◆ **DIRECTION 1**
In the fintech funding news, turn the entry beginning "Carta, which provides" into a short bulleted list that keeps its main facts.
◆ **DIRECTION 2**
Transcribe the rows word for word, starting with the very first row and stopping after the row that contains "- bar: [154, 100, 196, 308]".

FinTop Capital, a fintech-focused venture capital firm that invests in B2B SaaS fintechs, closed its Fund II for $126 million.

Source: Read more here.


Financings

  • Carta, which provides private companies with cap table management tools and is working on a private share marketplace, raised $175 million in new funding. The company had been rumored to be raising $200 million at a $3.5 billion valuation for a few weeks.
  • Brex, the corporate charge card provider to startups, raised $150 million in additional Series C funding to weather the recession.
  • Neobank Aspiration, one of the first US neobanks which focuses on bringing a socially-conscious element to financial services, raised a $135 million Series C.
  • Homeward, a home purchase lending company that gives applicants a loan equal to the value of their current home equity so they can make an offer, raised $105 million.
  • Wave Money, which operates a mobile money ecosystem across Myanmar, with 57,000 agents covering 89% of the country, raised $73.5 million to expand.
  • Khatabook, an Indian digital business transaction ledger, raised a $60 million Series B to ramp up products and services for Indian merchants.
  • Truework, which provides employment identity verification for lenders and financial institutions, raised a $30 million Series B to grow into new markets. Investor Activant shared thoughts on why they’re investing in rebuilding the identity layer.
  • Deep Labs, which builds transaction authentication and fraud detection systems, raised $16 million.
  • Spark Systems secured a $10.5 million Series B to expand its foreign exchange software into New York and London.
  • Human Interest, a startup 401k provider to small businesses, added $10 million to its Series C.
  • Beeline, a digital home purchase lender that provides 15-minute home loan approvals, raised $7.6 million in ‘seed’ funding.
  • Smarterly, which allows users to make investments directly out of their payroll, raised £7 million to expand throughout the UK.
  • Lingxi, a startup that applies machine learning to debt collection and insurance sales, raised a $6.2 million Series A.

◆ **DATA RECORDS**
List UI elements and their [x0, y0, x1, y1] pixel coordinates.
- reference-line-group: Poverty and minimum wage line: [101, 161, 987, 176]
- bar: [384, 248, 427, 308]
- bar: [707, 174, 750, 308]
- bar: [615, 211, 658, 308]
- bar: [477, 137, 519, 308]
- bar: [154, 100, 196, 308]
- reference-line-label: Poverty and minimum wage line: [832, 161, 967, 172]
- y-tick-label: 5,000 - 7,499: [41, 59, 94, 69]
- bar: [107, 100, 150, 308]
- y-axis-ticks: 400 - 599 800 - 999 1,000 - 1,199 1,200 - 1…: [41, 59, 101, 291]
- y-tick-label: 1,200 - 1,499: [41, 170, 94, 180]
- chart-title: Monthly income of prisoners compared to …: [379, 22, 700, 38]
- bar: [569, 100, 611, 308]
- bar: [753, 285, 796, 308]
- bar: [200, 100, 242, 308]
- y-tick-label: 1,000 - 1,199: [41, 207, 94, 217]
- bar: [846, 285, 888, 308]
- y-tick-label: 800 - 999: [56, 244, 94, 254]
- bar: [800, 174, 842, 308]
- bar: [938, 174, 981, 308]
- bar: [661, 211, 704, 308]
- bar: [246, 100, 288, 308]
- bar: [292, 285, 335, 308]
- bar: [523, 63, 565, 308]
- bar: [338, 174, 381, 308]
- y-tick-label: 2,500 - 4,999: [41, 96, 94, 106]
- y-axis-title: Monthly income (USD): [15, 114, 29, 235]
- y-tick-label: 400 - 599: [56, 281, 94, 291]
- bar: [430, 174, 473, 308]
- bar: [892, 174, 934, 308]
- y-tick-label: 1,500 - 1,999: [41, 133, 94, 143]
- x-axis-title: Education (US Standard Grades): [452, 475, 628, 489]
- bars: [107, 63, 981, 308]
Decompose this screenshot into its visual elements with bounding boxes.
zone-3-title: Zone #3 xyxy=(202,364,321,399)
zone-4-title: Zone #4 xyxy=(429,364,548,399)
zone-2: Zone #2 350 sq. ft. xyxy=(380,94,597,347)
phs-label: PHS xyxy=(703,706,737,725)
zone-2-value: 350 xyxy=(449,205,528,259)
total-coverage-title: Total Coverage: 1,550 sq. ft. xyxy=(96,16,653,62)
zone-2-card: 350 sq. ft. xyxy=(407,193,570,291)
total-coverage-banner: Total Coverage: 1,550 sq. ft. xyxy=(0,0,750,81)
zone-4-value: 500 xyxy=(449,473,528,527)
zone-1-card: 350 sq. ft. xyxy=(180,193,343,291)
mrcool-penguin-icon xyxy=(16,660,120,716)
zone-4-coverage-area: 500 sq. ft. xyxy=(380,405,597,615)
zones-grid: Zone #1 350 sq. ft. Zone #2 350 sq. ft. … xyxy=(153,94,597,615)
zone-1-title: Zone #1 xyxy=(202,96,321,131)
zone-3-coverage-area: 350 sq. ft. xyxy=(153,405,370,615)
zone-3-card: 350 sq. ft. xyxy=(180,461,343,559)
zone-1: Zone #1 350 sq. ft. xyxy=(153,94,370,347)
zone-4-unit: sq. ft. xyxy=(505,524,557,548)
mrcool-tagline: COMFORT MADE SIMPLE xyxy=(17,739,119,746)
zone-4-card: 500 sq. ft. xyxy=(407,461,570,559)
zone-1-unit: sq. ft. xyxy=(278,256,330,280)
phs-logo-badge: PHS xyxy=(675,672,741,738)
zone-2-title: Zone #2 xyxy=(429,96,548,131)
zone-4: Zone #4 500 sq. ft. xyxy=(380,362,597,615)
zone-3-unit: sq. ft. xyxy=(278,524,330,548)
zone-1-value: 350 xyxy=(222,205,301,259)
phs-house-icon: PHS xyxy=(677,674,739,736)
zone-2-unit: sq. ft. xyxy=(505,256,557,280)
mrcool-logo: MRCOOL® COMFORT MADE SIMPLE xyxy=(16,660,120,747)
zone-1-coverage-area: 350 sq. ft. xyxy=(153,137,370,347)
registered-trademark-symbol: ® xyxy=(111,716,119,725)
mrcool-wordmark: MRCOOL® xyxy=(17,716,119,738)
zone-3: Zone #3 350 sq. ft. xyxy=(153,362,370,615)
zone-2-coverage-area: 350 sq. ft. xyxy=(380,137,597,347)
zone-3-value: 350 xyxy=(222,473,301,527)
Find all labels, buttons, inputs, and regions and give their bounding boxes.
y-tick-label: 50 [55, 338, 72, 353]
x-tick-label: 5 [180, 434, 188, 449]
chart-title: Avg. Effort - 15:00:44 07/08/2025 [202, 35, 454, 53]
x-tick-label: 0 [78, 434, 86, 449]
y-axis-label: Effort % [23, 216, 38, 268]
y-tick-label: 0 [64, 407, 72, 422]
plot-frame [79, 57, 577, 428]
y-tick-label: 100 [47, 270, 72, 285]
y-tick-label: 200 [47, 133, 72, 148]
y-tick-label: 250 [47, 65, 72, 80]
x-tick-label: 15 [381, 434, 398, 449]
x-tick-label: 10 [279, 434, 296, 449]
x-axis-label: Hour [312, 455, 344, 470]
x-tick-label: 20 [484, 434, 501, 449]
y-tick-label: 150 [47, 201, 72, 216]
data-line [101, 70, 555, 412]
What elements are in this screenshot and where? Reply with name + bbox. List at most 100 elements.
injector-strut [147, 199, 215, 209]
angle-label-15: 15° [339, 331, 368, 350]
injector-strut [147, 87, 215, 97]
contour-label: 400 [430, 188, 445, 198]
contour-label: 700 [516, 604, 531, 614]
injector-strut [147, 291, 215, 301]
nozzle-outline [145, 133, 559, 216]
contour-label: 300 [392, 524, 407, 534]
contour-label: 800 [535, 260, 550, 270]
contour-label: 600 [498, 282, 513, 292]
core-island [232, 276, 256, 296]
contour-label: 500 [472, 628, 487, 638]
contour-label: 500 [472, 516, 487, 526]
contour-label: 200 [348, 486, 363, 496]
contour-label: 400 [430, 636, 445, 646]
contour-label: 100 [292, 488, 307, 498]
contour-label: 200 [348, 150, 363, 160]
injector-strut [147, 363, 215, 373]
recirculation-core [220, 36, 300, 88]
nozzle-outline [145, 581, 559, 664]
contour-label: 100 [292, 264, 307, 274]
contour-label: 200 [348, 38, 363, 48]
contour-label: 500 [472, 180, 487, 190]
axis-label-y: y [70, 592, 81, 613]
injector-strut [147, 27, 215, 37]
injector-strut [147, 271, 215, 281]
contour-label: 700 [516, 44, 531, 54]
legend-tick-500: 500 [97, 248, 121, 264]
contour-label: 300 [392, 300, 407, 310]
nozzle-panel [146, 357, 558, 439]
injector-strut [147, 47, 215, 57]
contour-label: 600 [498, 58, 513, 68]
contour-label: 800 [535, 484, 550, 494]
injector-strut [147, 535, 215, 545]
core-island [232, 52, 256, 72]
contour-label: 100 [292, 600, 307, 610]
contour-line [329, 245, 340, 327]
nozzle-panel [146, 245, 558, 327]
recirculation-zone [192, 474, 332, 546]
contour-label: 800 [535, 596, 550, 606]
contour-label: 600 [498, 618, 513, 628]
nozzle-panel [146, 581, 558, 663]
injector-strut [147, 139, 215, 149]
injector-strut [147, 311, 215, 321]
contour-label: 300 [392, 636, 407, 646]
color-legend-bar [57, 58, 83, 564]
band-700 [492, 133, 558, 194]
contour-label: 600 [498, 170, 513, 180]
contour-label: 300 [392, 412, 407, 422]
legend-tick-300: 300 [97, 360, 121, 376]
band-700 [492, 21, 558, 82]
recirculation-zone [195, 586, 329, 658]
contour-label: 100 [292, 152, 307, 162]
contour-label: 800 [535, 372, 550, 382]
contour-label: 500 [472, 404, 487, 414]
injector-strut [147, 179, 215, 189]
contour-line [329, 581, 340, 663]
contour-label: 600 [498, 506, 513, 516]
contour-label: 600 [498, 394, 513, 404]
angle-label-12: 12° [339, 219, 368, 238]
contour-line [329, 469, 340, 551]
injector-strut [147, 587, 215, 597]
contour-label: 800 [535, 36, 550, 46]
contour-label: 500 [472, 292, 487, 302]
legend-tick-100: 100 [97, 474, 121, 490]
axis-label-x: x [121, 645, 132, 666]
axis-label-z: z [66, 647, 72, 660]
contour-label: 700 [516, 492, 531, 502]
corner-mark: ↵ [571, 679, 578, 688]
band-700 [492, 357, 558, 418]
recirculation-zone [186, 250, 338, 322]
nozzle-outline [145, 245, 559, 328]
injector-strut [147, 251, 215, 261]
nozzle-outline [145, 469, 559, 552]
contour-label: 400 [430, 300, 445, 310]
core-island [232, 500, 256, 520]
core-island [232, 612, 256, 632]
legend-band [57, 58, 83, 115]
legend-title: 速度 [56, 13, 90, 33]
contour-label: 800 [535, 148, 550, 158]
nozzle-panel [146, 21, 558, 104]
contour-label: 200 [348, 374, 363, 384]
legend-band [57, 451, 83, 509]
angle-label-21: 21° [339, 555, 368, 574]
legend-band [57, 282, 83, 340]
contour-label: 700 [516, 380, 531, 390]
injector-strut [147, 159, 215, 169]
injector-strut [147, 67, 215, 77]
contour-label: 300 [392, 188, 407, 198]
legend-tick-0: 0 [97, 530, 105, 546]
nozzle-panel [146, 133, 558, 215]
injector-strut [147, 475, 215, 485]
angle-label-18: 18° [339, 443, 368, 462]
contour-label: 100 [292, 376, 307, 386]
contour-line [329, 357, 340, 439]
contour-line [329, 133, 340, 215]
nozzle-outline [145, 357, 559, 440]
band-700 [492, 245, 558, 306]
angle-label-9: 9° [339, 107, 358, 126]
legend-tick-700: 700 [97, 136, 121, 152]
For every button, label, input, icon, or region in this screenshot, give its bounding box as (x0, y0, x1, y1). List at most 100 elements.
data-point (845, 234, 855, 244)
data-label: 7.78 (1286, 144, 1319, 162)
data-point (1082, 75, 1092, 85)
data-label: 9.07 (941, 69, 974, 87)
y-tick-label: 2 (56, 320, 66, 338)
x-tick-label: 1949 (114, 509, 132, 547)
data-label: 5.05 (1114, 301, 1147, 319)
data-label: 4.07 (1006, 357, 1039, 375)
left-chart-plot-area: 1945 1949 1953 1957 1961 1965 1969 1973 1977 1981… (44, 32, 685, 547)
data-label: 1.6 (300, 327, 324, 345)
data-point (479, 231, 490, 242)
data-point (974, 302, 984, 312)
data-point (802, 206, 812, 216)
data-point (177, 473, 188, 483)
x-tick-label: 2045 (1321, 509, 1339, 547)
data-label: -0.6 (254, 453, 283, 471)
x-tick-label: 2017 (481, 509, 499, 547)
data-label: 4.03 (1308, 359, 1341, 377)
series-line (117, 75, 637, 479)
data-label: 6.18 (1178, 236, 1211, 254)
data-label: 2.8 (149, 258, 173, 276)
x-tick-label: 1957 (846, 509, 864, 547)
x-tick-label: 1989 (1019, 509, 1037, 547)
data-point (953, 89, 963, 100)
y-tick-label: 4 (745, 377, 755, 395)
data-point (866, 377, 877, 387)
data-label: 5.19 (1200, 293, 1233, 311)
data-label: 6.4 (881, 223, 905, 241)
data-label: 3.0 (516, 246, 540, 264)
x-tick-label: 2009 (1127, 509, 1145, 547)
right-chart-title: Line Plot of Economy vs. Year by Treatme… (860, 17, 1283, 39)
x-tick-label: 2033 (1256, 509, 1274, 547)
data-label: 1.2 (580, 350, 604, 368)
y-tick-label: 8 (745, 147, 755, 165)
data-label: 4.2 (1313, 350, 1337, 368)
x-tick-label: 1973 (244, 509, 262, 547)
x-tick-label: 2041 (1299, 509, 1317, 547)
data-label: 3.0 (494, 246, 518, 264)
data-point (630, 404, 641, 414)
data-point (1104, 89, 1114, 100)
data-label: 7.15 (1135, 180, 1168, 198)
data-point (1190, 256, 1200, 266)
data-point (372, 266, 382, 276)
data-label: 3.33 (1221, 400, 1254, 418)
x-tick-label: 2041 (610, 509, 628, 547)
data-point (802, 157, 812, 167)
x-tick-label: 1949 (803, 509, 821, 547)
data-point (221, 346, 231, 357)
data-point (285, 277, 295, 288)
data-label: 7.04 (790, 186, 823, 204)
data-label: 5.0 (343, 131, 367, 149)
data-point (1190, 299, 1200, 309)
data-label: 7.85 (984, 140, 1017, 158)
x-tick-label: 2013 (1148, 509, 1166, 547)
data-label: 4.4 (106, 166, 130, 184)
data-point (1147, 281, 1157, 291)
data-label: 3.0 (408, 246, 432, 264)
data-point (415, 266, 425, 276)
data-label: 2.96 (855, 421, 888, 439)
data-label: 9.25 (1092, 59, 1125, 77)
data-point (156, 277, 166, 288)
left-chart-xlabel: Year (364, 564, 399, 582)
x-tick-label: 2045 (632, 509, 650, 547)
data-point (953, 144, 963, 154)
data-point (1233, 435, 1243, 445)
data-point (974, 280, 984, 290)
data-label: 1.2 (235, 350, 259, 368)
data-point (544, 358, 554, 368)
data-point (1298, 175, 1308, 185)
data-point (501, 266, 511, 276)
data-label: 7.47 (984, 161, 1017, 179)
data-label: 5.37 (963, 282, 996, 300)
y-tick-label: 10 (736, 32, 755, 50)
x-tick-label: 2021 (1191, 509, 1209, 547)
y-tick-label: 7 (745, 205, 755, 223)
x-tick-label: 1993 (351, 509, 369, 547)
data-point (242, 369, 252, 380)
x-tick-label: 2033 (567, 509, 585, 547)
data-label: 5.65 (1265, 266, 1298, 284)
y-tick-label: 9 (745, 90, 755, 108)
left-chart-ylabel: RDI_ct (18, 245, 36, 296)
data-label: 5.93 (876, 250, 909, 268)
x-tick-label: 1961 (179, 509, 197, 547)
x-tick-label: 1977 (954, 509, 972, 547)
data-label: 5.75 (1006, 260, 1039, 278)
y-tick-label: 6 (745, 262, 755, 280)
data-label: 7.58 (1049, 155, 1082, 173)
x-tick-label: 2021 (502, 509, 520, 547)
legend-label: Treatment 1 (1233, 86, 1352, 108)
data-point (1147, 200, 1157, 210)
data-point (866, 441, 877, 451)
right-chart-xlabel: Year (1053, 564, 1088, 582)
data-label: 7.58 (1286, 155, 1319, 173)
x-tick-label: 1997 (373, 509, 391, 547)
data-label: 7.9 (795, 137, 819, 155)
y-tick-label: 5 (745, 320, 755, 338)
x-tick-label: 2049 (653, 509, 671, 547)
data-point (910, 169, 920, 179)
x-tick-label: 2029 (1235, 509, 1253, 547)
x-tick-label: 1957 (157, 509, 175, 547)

◆ **RIGHT ANSWER 1**
- Carta provides private companies with cap table management tools.
- It is working on a private share marketplace.
- It raised $175 million in new funding.
- For a few weeks, it had been rumored to be raising $200 million at a $3.5 billion valuation.

◆ **RIGHT ANSWER 2**
List UI elements and their [x0, y0, x1, y1] pixel coordinates.
- reference-line-group: Poverty and minimum wage line: [101, 161, 987, 176]
- bar: [384, 248, 427, 308]
- bar: [707, 174, 750, 308]
- bar: [615, 211, 658, 308]
- bar: [477, 137, 519, 308]
- bar: [154, 100, 196, 308]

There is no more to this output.